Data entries
- - -

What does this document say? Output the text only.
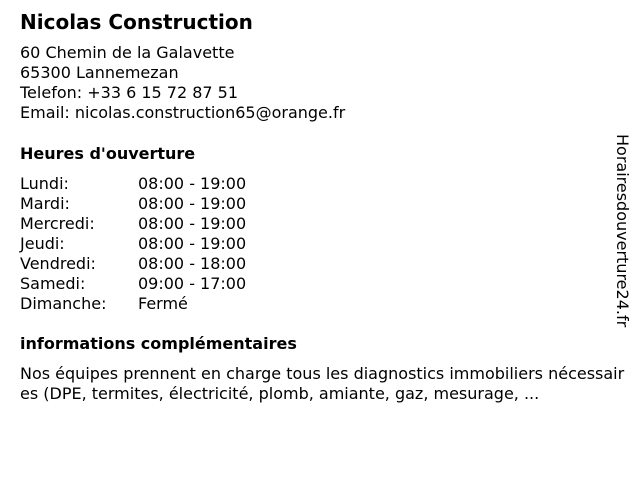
Nicolas Construction
60 Chemin de la Galavette
65300 Lannemezan
Telefon: +33 6 15 72 87 51
Email: nicolas.construction65@orange.fr
Heures d'ouverture
Lundi:	08:00 - 19:00
Mardi:	08:00 - 19:00
Mercredi:	08:00 - 19:00
Jeudi:	08:00 - 19:00
Vendredi:	08:00 - 18:00
Samedi:	09:00 - 17:00
Dimanche:	Fermé
informations complémentaires
Nos équipes prennent en charge tous les diagnostics immobiliers nécessaires (DPE, termites, électricité, plomb, amiante, gaz, mesurage, ...
Horairesdouverture24.fr
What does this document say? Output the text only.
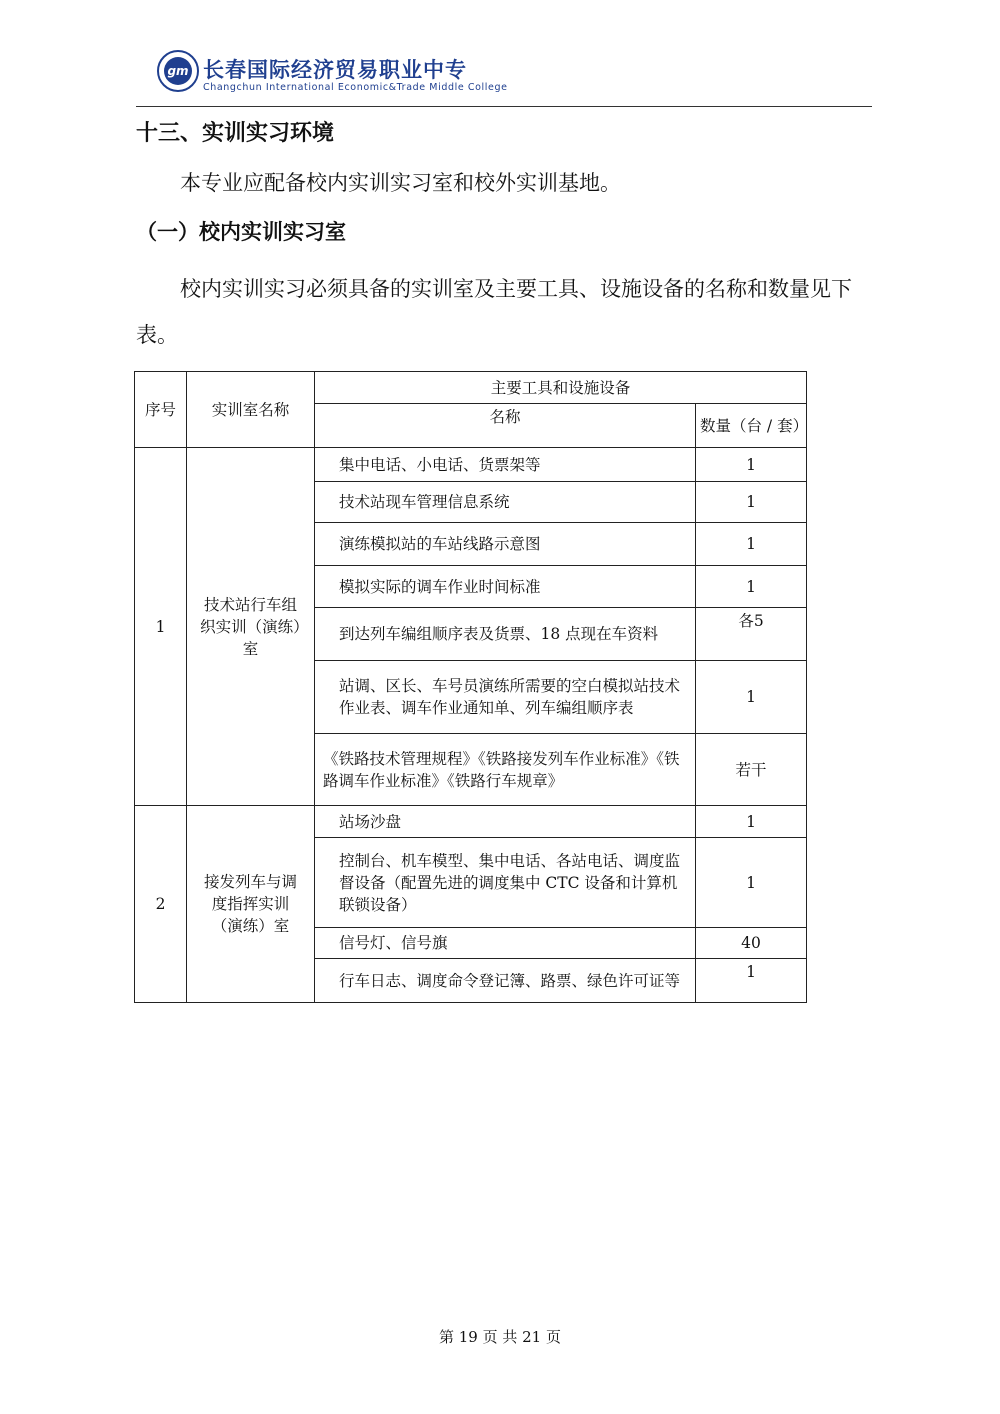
gm 长春国际经济贸易职业中专
Changchun International Economic&Trade Middle College
十三、实训实习环境
本专业应配备校内实训实习室和校外实训基地。
（一）校内实训实习室

校内实训实习必须具备的实训室及主要工具、设施设备的名称和数量见下表。

序号	实训室名称	主要工具和设施设备	
		名称	数量（台 / 套）
1	技术站行车组织实训（演练）室	集中电话、小电话、货票架等	1
		技术站现车管理信息系统	1
		演练模拟站的车站线路示意图	1
		模拟实际的调车作业时间标准	1
		到达列车编组顺序表及货票、18 点现在车资料	各5
		站调、区长、车号员演练所需要的空白模拟站技术作业表、调车作业通知单、列车编组顺序表	1
		《铁路技术管理规程》《铁路接发列车作业标准》《铁路调车作业标准》《铁路行车规章》	若干
2	接发列车与调度指挥实训（演练）室	站场沙盘	1
		控制台、机车模型、集中电话、各站电话、调度监督设备（配置先进的调度集中 CTC 设备和计算机联锁设备）	1
		信号灯、信号旗	40
		行车日志、调度命令登记簿、路票、绿色许可证等	1
第 19 页 共 21 页
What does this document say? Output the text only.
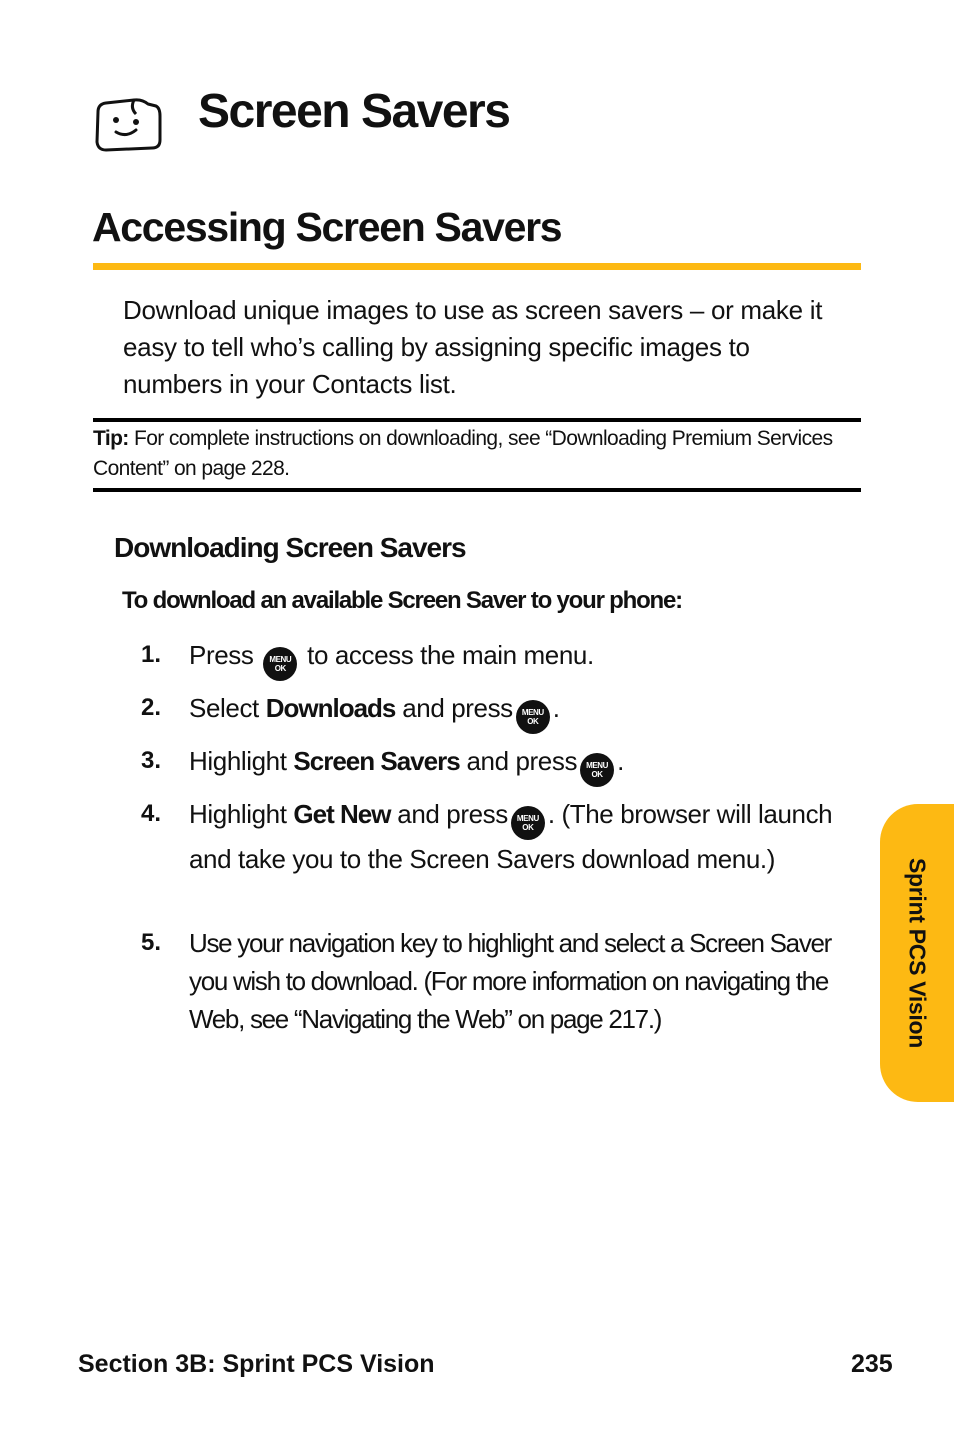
Screen Savers
Accessing Screen Savers
Download unique images to use as screen savers – or make it easy to tell who’s calling by assigning specific images to numbers in your Contacts list.
Tip: For complete instructions on downloading, see “Downloading Premium Services Content” on page 228.
Downloading Screen Savers
To download an available Screen Saver to your phone:
1. Press MENU
OK to access the main menu.
2. Select Downloads and press MENU
OK .
3. Highlight Screen Savers and press MENU
OK .
4. Highlight Get New and press MENU
OK . (The browser will launch and take you to the Screen Savers download menu.)
5. Use your navigation key to highlight and select a Screen Saver you wish to download. (For more information on navigating the Web, see “Navigating the Web” on page 217.)	Sprint PCS Vision
Section 3B: Sprint PCS Vision	235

- - -

Output the lines above in full and exactly as given, omitting any pictures.

What does this document say? Output the text only.
Nicolas Construction
60 Chemin de la Galavette
65300 Lannemezan
Telefon: +33 6 15 72 87 51
Email: nicolas.construction65@orange.fr
Heures d'ouverture
Lundi:	08:00 - 19:00
Mardi:	08:00 - 19:00
Mercredi:	08:00 - 19:00
Jeudi:	08:00 - 19:00
Vendredi:	08:00 - 18:00
Samedi:	09:00 - 17:00
Dimanche:	Fermé
informations complémentaires
Nos équipes prennent en charge tous les diagnostics immobiliers nécessaires (DPE, termites, électricité, plomb, amiante, gaz, mesurage, ...
Horairesdouverture24.fr
What does this document say? Output the text only.
gm 长春国际经济贸易职业中专
Changchun International Economic&Trade Middle College
十三、实训实习环境
本专业应配备校内实训实习室和校外实训基地。
（一）校内实训实习室

校内实训实习必须具备的实训室及主要工具、设施设备的名称和数量见下表。

序号	实训室名称	主要工具和设施设备	
		名称	数量（台 / 套）
1	技术站行车组织实训（演练）室	集中电话、小电话、货票架等	1
		技术站现车管理信息系统	1
		演练模拟站的车站线路示意图	1
		模拟实际的调车作业时间标准	1
		到达列车编组顺序表及货票、18 点现在车资料	各5
		站调、区长、车号员演练所需要的空白模拟站技术作业表、调车作业通知单、列车编组顺序表	1
		《铁路技术管理规程》《铁路接发列车作业标准》《铁路调车作业标准》《铁路行车规章》	若干
2	接发列车与调度指挥实训（演练）室	站场沙盘	1
		控制台、机车模型、集中电话、各站电话、调度监督设备（配置先进的调度集中 CTC 设备和计算机联锁设备）	1
		信号灯、信号旗	40
		行车日志、调度命令登记簿、路票、绿色许可证等	1
第 19 页 共 21 页
What does this document say? Output the text only.
Screen Savers
Accessing Screen Savers
Download unique images to use as screen savers – or make it easy to tell who’s calling by assigning specific images to numbers in your Contacts list.
Tip: For complete instructions on downloading, see “Downloading Premium Services Content” on page 228.
Downloading Screen Savers
To download an available Screen Saver to your phone:
1. Press MENU
OK to access the main menu.
2. Select Downloads and press MENU
OK .
3. Highlight Screen Savers and press MENU
OK .
4. Highlight Get New and press MENU
OK . (The browser will launch and take you to the Screen Savers download menu.)
5. Use your navigation key to highlight and select a Screen Saver you wish to download. (For more information on navigating the Web, see “Navigating the Web” on page 217.)	Sprint PCS Vision
Section 3B: Sprint PCS Vision	235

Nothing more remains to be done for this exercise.